Ricopi fedelmente il brano sul rialzo dei tassi di interesse da "Il decimo rialzo" a "metro in più.".

*Brano di testo*:
+ + +

Il decimo rialzo consecutivo dei tassi di interesse, che in un anno ha portato l’asticella a crescere da zero a 4,5%, non potrà che accelerare delle dinamiche già in atto nell’economia del continente e, soprattutto, nella nostra. La manifattura (fiaccata dalla recessione ormai conclamata della Germania) ha già dato segnali preoccupanti nei mesi scorsi, seguita a ruota dai servizi, che hanno tenuto il fiato solo per qualche metro in più.

+ + +

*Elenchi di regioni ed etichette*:

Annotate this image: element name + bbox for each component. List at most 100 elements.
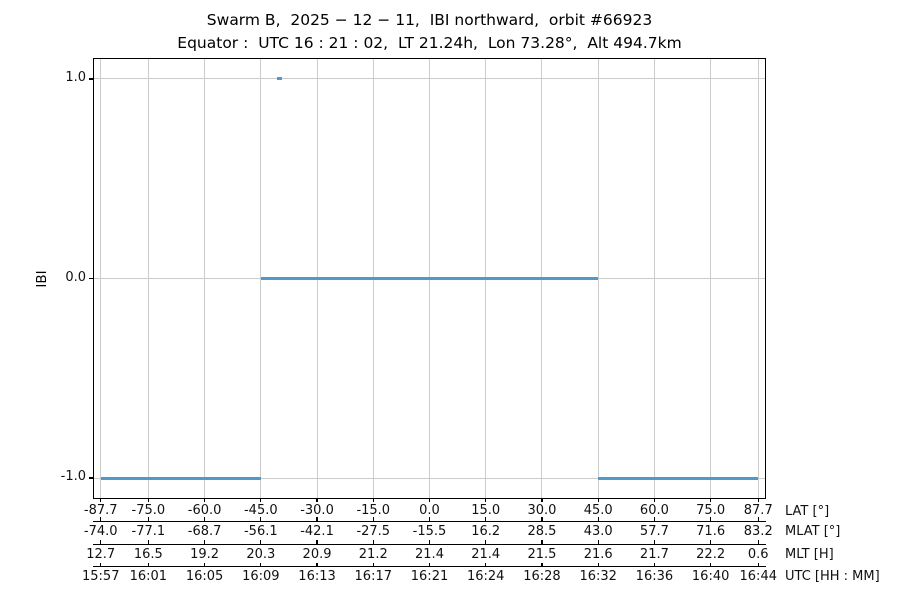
x-tick-mark <box>203 498 206 502</box>
x-tick-label: 16:44 <box>739 568 777 584</box>
x-tick-mark <box>709 562 712 566</box>
x-tick-mark <box>597 562 599 566</box>
x-tick-mark <box>653 517 656 521</box>
x-tick-mark <box>372 540 374 544</box>
x-tick-label: -56.1 <box>243 523 278 539</box>
x-axis-row-name: MLAT [°] <box>785 524 841 539</box>
x-tick-mark <box>316 540 318 544</box>
y-tick-mark <box>89 477 93 479</box>
x-tick-label: -30.0 <box>300 503 334 518</box>
x-tick-label: -15.5 <box>412 523 447 539</box>
x-tick-mark <box>485 517 487 521</box>
x-tick-label: 75.0 <box>696 503 726 518</box>
x-tick-mark <box>203 562 206 566</box>
y-tick-mark <box>89 277 93 280</box>
x-tick-label: 16:28 <box>523 568 561 584</box>
x-tick-label: 16:05 <box>185 568 224 584</box>
x-tick-mark <box>428 562 431 566</box>
data-line-segment <box>277 77 283 81</box>
x-axis-row-line <box>93 566 766 568</box>
x-tick-label: -75.0 <box>131 503 166 518</box>
x-tick-label: 16:36 <box>635 568 674 584</box>
x-tick-mark <box>653 540 656 544</box>
x-tick-mark <box>372 562 374 566</box>
y-tick-label: -1.0 <box>60 469 86 485</box>
x-tick-label: 15.0 <box>471 503 501 518</box>
x-tick-mark <box>316 562 318 566</box>
x-tick-mark <box>428 517 431 521</box>
x-tick-label: -77.1 <box>131 523 166 539</box>
x-tick-mark <box>260 517 262 521</box>
x-tick-label: -87.7 <box>83 503 118 518</box>
x-tick-label: -42.1 <box>300 523 334 539</box>
x-tick-label: 20.9 <box>302 546 332 562</box>
x-tick-label: 21.6 <box>583 546 613 562</box>
x-axis-row-name: LAT [°] <box>785 503 830 519</box>
x-tick-mark <box>260 540 262 544</box>
x-tick-mark <box>709 517 712 521</box>
x-tick-mark <box>147 562 149 566</box>
y-gridline <box>94 78 765 80</box>
x-tick-mark <box>597 498 599 502</box>
data-line-segment <box>598 476 759 480</box>
x-tick-mark <box>757 562 759 566</box>
x-tick-label: 28.5 <box>527 523 557 539</box>
x-tick-mark <box>709 498 712 502</box>
y-tick-label: 0.0 <box>65 269 86 285</box>
x-tick-mark <box>757 540 759 544</box>
x-tick-mark <box>541 540 543 544</box>
x-tick-mark <box>316 517 318 521</box>
x-tick-mark <box>428 498 431 502</box>
x-tick-mark <box>541 562 543 566</box>
x-tick-mark <box>316 498 318 502</box>
data-line-segment <box>100 476 261 480</box>
x-tick-label: 16:21 <box>410 568 449 584</box>
x-tick-mark <box>653 562 656 566</box>
x-tick-label: 19.2 <box>190 546 220 562</box>
x-tick-label: 21.4 <box>471 546 501 562</box>
x-tick-label: 16:01 <box>129 568 168 584</box>
x-tick-label: 15:57 <box>82 568 120 584</box>
x-tick-label: 83.2 <box>743 523 773 539</box>
x-tick-mark <box>100 540 102 544</box>
x-tick-label: -15.0 <box>356 503 391 518</box>
data-line-segment <box>260 277 599 280</box>
x-tick-label: 60.0 <box>639 503 669 518</box>
x-tick-label: 21.2 <box>358 546 388 562</box>
x-tick-mark <box>757 498 759 502</box>
x-tick-label: -68.7 <box>187 523 222 539</box>
x-tick-mark <box>541 498 543 502</box>
x-tick-label: 16:32 <box>579 568 617 584</box>
chart-subtitle: Equator : UTC 16 : 21 : 02, LT 21.24h, L… <box>177 34 682 52</box>
x-tick-label: 12.7 <box>86 546 116 562</box>
x-tick-label: 21.4 <box>415 546 444 562</box>
x-tick-mark <box>372 517 374 521</box>
x-tick-mark <box>372 498 374 502</box>
x-tick-label: 20.3 <box>246 546 276 562</box>
x-tick-mark <box>100 562 102 566</box>
x-tick-mark <box>597 517 599 521</box>
x-tick-mark <box>147 540 149 544</box>
x-tick-mark <box>709 540 712 544</box>
x-tick-label: 16:40 <box>691 568 730 584</box>
x-axis-row-name: MLT [H] <box>785 547 834 562</box>
x-axis-row-name: UTC [HH : MM] <box>785 569 880 584</box>
x-tick-mark <box>260 562 262 566</box>
x-tick-label: 57.7 <box>639 523 669 539</box>
x-tick-label: 87.7 <box>743 503 773 518</box>
x-tick-mark <box>757 517 759 521</box>
x-tick-label: 0.0 <box>419 503 440 518</box>
x-tick-mark <box>203 517 206 521</box>
x-tick-label: 16.5 <box>133 546 163 562</box>
x-tick-label: -74.0 <box>83 523 118 539</box>
x-tick-mark <box>100 498 102 502</box>
x-tick-label: 16.2 <box>471 523 501 539</box>
y-gridline <box>94 477 765 479</box>
x-tick-label: -27.5 <box>356 523 391 539</box>
x-tick-mark <box>100 517 102 521</box>
x-tick-label: -60.0 <box>187 503 222 518</box>
x-tick-mark <box>597 540 599 544</box>
x-tick-label: 71.6 <box>696 523 726 539</box>
x-tick-label: 0.6 <box>747 546 769 562</box>
x-tick-mark <box>147 498 149 502</box>
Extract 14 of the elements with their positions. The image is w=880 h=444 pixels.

+ + +

*Esito dell'esercizio*:
Il decimo rialzo consecutivo dei tassi di interesse, che in un anno ha portato l’asticella a crescere da zero a 4,5%, non potrà che accelerare delle dinamiche già in atto nell’economia del continente e, soprattutto, nella nostra. La manifattura (fiaccata dalla recessione ormai conclamata della Germania) ha già dato segnali preoccupanti nei mesi scorsi, seguita a ruota dai servizi, che hanno tenuto il fiato solo per qualche metro in più.